**Required work:** From the records, pick out and copy each line containing "Casewise".

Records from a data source

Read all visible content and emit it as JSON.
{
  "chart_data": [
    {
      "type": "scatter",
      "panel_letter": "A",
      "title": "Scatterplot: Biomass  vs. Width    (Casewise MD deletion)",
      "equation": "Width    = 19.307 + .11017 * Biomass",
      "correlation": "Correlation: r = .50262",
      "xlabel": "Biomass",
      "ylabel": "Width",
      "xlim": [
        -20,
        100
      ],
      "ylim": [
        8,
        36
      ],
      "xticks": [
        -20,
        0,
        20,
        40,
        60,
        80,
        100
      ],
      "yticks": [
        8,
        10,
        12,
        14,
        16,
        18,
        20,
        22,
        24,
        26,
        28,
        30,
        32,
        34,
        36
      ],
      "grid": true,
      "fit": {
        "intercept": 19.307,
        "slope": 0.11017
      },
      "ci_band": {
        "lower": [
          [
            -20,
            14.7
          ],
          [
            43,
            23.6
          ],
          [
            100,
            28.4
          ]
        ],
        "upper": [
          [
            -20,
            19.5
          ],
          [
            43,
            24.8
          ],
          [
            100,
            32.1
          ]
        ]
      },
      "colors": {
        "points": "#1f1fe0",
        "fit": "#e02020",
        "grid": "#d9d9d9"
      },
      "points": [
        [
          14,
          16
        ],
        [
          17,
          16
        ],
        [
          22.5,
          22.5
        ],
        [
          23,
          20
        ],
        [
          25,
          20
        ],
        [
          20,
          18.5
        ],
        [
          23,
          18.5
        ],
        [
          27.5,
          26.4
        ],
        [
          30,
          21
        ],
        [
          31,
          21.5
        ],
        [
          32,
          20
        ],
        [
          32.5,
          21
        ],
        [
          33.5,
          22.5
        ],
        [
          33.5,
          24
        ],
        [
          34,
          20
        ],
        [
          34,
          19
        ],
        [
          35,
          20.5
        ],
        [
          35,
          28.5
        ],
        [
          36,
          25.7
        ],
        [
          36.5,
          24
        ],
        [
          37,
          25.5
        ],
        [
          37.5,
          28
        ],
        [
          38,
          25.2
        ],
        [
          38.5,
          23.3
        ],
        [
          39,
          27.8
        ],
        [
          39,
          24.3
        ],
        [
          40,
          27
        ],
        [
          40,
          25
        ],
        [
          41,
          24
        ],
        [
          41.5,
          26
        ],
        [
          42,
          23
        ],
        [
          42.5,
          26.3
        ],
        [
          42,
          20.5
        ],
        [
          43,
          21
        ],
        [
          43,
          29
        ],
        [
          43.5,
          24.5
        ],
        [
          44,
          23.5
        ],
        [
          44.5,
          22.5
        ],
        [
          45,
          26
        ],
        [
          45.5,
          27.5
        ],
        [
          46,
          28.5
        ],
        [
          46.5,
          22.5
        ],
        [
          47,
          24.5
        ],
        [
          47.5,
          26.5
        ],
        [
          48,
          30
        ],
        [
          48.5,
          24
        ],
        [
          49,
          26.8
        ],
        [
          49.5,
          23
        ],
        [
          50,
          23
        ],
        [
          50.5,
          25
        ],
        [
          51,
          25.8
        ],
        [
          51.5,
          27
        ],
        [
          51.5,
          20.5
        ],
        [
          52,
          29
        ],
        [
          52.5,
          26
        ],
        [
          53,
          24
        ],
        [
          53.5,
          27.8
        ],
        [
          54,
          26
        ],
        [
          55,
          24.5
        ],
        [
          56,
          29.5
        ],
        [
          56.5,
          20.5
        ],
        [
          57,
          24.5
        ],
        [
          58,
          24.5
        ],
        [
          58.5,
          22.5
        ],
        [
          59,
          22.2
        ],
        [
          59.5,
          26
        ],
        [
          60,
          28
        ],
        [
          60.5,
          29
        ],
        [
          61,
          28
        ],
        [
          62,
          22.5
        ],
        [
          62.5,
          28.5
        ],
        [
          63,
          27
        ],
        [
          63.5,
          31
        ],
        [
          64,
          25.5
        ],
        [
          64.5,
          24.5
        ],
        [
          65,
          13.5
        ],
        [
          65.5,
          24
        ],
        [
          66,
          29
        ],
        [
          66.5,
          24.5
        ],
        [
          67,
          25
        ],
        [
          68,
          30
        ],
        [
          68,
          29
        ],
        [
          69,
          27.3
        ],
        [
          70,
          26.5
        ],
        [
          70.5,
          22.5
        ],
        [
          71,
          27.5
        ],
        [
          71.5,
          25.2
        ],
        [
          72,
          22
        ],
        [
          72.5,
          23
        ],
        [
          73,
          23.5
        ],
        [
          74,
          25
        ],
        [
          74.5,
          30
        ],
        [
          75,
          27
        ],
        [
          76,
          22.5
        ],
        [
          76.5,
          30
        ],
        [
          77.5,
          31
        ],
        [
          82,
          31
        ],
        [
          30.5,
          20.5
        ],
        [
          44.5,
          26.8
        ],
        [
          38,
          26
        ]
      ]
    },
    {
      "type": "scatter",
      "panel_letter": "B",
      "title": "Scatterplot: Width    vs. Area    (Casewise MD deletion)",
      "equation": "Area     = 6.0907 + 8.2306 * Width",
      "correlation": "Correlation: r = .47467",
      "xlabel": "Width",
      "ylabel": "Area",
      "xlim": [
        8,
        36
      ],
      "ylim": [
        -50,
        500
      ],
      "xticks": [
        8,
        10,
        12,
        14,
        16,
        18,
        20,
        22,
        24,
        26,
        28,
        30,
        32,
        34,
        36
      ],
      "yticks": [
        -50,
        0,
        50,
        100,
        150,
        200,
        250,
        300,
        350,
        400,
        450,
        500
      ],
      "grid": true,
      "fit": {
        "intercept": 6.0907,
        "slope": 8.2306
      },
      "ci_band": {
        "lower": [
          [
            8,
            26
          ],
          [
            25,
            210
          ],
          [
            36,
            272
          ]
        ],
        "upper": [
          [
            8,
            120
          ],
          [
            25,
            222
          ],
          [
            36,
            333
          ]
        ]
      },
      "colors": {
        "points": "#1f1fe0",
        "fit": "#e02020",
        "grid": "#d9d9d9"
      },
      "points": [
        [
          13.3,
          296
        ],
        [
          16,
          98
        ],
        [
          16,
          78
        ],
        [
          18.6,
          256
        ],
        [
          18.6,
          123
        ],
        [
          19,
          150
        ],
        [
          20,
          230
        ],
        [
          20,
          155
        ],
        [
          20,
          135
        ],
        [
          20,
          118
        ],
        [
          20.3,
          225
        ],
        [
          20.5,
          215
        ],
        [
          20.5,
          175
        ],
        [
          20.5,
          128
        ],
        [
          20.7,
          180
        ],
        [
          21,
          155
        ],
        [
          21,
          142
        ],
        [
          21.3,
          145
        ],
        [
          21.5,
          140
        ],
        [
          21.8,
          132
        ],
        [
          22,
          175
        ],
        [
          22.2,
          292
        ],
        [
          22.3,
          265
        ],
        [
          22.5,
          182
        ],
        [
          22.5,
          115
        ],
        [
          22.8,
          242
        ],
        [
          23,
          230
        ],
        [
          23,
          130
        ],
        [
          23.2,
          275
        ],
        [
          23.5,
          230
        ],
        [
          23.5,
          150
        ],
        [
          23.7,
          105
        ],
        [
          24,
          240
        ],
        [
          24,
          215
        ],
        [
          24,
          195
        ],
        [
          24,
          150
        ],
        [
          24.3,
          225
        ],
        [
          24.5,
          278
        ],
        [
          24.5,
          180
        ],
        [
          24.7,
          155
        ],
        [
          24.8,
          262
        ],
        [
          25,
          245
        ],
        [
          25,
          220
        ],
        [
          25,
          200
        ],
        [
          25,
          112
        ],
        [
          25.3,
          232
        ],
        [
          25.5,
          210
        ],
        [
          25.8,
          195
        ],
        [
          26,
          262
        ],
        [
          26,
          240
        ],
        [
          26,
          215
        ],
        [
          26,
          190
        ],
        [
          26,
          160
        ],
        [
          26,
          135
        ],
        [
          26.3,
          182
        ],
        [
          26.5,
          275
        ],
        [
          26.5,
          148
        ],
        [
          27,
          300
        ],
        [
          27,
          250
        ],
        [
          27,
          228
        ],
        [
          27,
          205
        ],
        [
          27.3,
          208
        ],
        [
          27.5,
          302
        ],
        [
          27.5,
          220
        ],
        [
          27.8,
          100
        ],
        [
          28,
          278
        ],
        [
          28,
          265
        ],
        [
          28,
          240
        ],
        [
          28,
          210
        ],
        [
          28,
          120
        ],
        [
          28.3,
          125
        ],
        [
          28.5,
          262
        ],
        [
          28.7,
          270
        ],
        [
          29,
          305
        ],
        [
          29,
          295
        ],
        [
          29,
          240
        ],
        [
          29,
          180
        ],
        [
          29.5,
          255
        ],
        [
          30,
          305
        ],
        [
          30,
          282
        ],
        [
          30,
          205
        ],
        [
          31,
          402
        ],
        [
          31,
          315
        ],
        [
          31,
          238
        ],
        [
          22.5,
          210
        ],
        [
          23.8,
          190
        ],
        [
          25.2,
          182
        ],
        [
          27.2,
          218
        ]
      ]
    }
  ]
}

**The completed task:**
      "title": "Scatterplot: Biomass  vs. Width    (Casewise MD deletion)",
      "title": "Scatterplot: Width    vs. Area    (Casewise MD deletion)",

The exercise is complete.